EXERCISE
Do any lines in the data below contain "visszaigénylésre"? If so, copy every one of them.

(Records from a dataset)
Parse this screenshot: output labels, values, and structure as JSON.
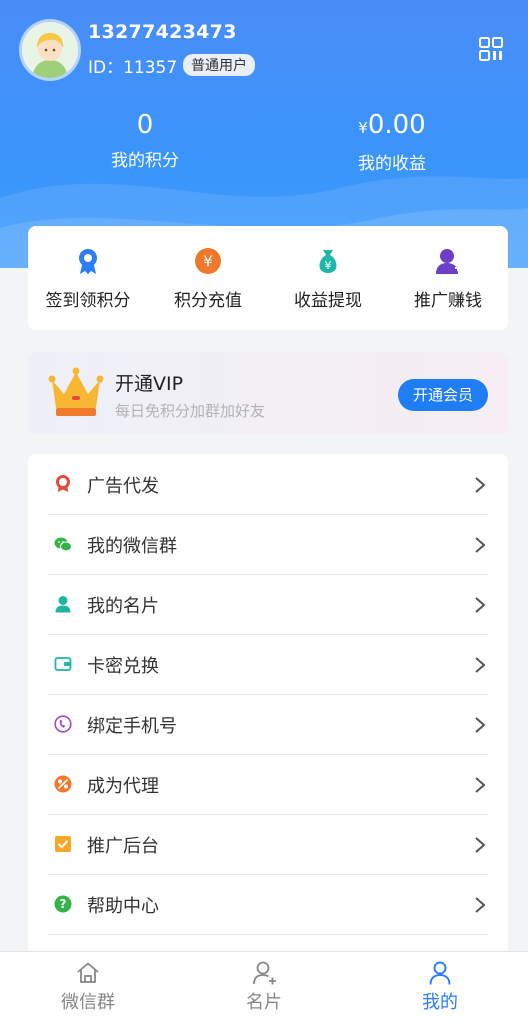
{
  "user": {
    "phone": "13277423473",
    "id_label": "ID：11357",
    "role_badge": "普通用户"
  },
  "stats": {
    "points_value": "0",
    "points_label": "我的积分",
    "earnings_currency": "¥",
    "earnings_value": "0.00",
    "earnings_label": "我的收益"
  },
  "actions": [
    {
      "label": "签到领积分",
      "icon": "badge-icon",
      "color": "#2b7ef6"
    },
    {
      "label": "积分充值",
      "icon": "yen-coin-icon",
      "color": "#f0782d"
    },
    {
      "label": "收益提现",
      "icon": "money-bag-icon",
      "color": "#22b5a9"
    },
    {
      "label": "推广赚钱",
      "icon": "user-add-icon",
      "color": "#6b3fc6"
    }
  ],
  "vip": {
    "title": "开通VIP",
    "subtitle": "每日免积分加群加好友",
    "button": "开通会员"
  },
  "menu": [
    {
      "label": "广告代发",
      "icon": "ribbon-icon",
      "color": "#e14c3c"
    },
    {
      "label": "我的微信群",
      "icon": "wechat-icon",
      "color": "#34b349"
    },
    {
      "label": "我的名片",
      "icon": "person-icon",
      "color": "#1fb59e"
    },
    {
      "label": "卡密兑换",
      "icon": "wallet-icon",
      "color": "#22b5a9"
    },
    {
      "label": "绑定手机号",
      "icon": "phone-icon",
      "color": "#a548c8"
    },
    {
      "label": "成为代理",
      "icon": "agent-icon",
      "color": "#f0782d"
    },
    {
      "label": "推广后台",
      "icon": "checkbox-icon",
      "color": "#f5a623"
    },
    {
      "label": "帮助中心",
      "icon": "help-icon",
      "color": "#34b349"
    }
  ],
  "tabs": [
    {
      "label": "微信群",
      "icon": "home-icon",
      "active": false
    },
    {
      "label": "名片",
      "icon": "user-add-icon",
      "active": false
    },
    {
      "label": "我的",
      "icon": "person-icon",
      "active": true
    }
  ],
  "colors": {
    "primary": "#2b7ef6",
    "header": "#3a95fb"
  }
}
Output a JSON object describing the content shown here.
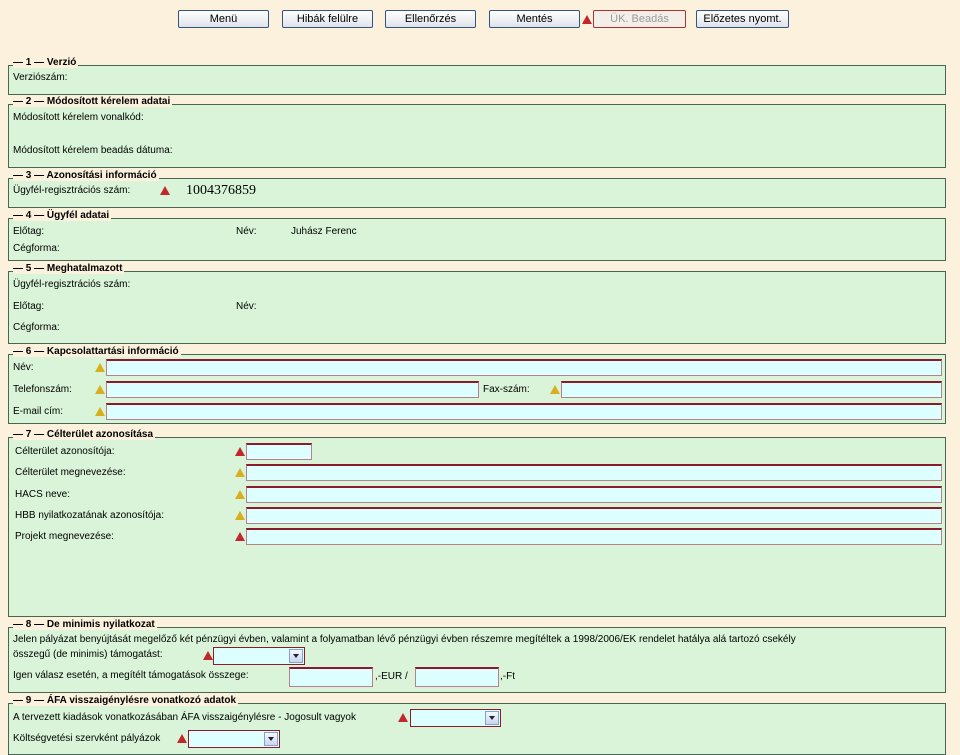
{
  "toolbar": {
    "menu": "Menü",
    "errors_top": "Hibák felülre",
    "check": "Ellenőrzés",
    "save": "Mentés",
    "submit": "ÜK. Beadás",
    "preprint": "Előzetes nyomt."
  },
  "s1": {
    "num": "1",
    "title": "Verzió",
    "version_label": "Verziószám:"
  },
  "s2": {
    "num": "2",
    "title": "Módosított kérelem adatai",
    "barcode_label": "Módosított kérelem vonalkód:",
    "date_label": "Módosított kérelem beadás dátuma:"
  },
  "s3": {
    "num": "3",
    "title": "Azonosítási információ",
    "reg_label": "Ügyfél-regisztrációs szám:",
    "reg_value": "1004376859"
  },
  "s4": {
    "num": "4",
    "title": "Ügyfél adatai",
    "prefix_label": "Előtag:",
    "name_label": "Név:",
    "name_value": "Juhász Ferenc",
    "company_label": "Cégforma:"
  },
  "s5": {
    "num": "5",
    "title": "Meghatalmazott",
    "reg_label": "Ügyfél-regisztrációs szám:",
    "prefix_label": "Előtag:",
    "name_label": "Név:",
    "company_label": "Cégforma:"
  },
  "s6": {
    "num": "6",
    "title": "Kapcsolattartási információ",
    "name_label": "Név:",
    "phone_label": "Telefonszám:",
    "fax_label": "Fax-szám:",
    "email_label": "E-mail cím:"
  },
  "s7": {
    "num": "7",
    "title": "Célterület azonosítása",
    "area_id_label": "Célterület azonosítója:",
    "area_name_label": "Célterület megnevezése:",
    "hacs_label": "HACS neve:",
    "hbb_label": "HBB nyilatkozatának azonosítója:",
    "project_label": "Projekt megnevezése:"
  },
  "s8": {
    "num": "8",
    "title": "De minimis nyilatkozat",
    "text_line1": "Jelen pályázat benyújtását megelőző két pénzügyi évben, valamint a folyamatban lévő pénzügyi évben részemre megítéltek a 1998/2006/EK rendelet hatálya alá tartozó csekély",
    "text_line2": "összegű (de minimis) támogatást:",
    "yes_label": "Igen válasz esetén, a megítélt támogatások összege:",
    "eur_suffix": ",-EUR /",
    "ft_suffix": ",-Ft"
  },
  "s9": {
    "num": "9",
    "title": "ÁFA visszaigénylésre vonatkozó adatok",
    "vat_label": "A tervezett kiadások vonatkozásában ÁFA visszaigénylésre - Jogosult vagyok",
    "budget_label": "Költségvetési szervként pályázok"
  }
}
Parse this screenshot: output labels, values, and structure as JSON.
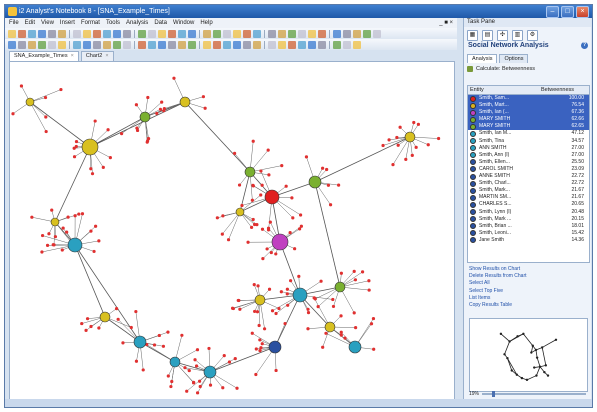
{
  "window": {
    "title": "i2 Analyst's Notebook 8 - [SNA_Example_Times]"
  },
  "menu": [
    "File",
    "Edit",
    "View",
    "Insert",
    "Format",
    "Tools",
    "Analysis",
    "Data",
    "Window",
    "Help"
  ],
  "tabs": [
    {
      "label": "SNA_Example_Times",
      "active": true
    },
    {
      "label": "Chart2",
      "active": false
    }
  ],
  "task_pane": {
    "title": "Task Pane",
    "heading": "Social Network Analysis",
    "tabs": [
      "Analysis",
      "Options"
    ],
    "calculate_label": "Calculate: Betweenness",
    "columns": {
      "entity": "Entity",
      "metric": "Betweenness"
    },
    "rows": [
      {
        "entity": "Smith, Sam...",
        "value": "100.00",
        "color": "#e02020",
        "selected": true
      },
      {
        "entity": "Smith, Mart...",
        "value": "76.54",
        "color": "#d8b020",
        "selected": true
      },
      {
        "entity": "Smith, Ian (...",
        "value": "67.36",
        "color": "#c040c0",
        "selected": true
      },
      {
        "entity": "MARY SMITH",
        "value": "62.66",
        "color": "#7ab030",
        "selected": true
      },
      {
        "entity": "MARY SMITH",
        "value": "62.65",
        "color": "#7ab030",
        "selected": true
      },
      {
        "entity": "Smith, Ian M...",
        "value": "47.12",
        "color": "#2aa0c0",
        "selected": false
      },
      {
        "entity": "Smith, Tina",
        "value": "34.57",
        "color": "#2aa0c0",
        "selected": false
      },
      {
        "entity": "ANN SMITH",
        "value": "27.00",
        "color": "#2aa0c0",
        "selected": false
      },
      {
        "entity": "Smith, Ann (I)",
        "value": "27.00",
        "color": "#2aa0c0",
        "selected": false
      },
      {
        "entity": "Smith, Ellen...",
        "value": "25.50",
        "color": "#2a50a0",
        "selected": false
      },
      {
        "entity": "CAROL SMITH",
        "value": "23.09",
        "color": "#2a50a0",
        "selected": false
      },
      {
        "entity": "ANNE SMITH",
        "value": "22.72",
        "color": "#2a50a0",
        "selected": false
      },
      {
        "entity": "Smith, Charl...",
        "value": "22.72",
        "color": "#2a50a0",
        "selected": false
      },
      {
        "entity": "Smith, Mark...",
        "value": "21.67",
        "color": "#2a50a0",
        "selected": false
      },
      {
        "entity": "MARTIN SM...",
        "value": "21.67",
        "color": "#2a50a0",
        "selected": false
      },
      {
        "entity": "CHARLES S...",
        "value": "20.65",
        "color": "#2a50a0",
        "selected": false
      },
      {
        "entity": "Smith, Lynn (I)",
        "value": "20.48",
        "color": "#2a50a0",
        "selected": false
      },
      {
        "entity": "Smith, Mark ...",
        "value": "20.15",
        "color": "#2a50a0",
        "selected": false
      },
      {
        "entity": "Smith, Brian ...",
        "value": "18.01",
        "color": "#2a50a0",
        "selected": false
      },
      {
        "entity": "Smith, Leoni...",
        "value": "15.42",
        "color": "#2a50a0",
        "selected": false
      },
      {
        "entity": "Jane Smith",
        "value": "14.36",
        "color": "#2a50a0",
        "selected": false
      }
    ],
    "actions": [
      "Show Results on Chart",
      "Delete Results from Chart",
      "Select All",
      "Select Top Five",
      "List Items",
      "Copy Results Table"
    ],
    "zoom": "19%"
  }
}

EXERCISE RESPONSE
    "title": "ÁFA visszaigénylésre vonatkozó adatok",
    "vat_label": "A tervezett kiadások vonatkozásában ÁFA visszaigénylésre - Jogosult vagyok",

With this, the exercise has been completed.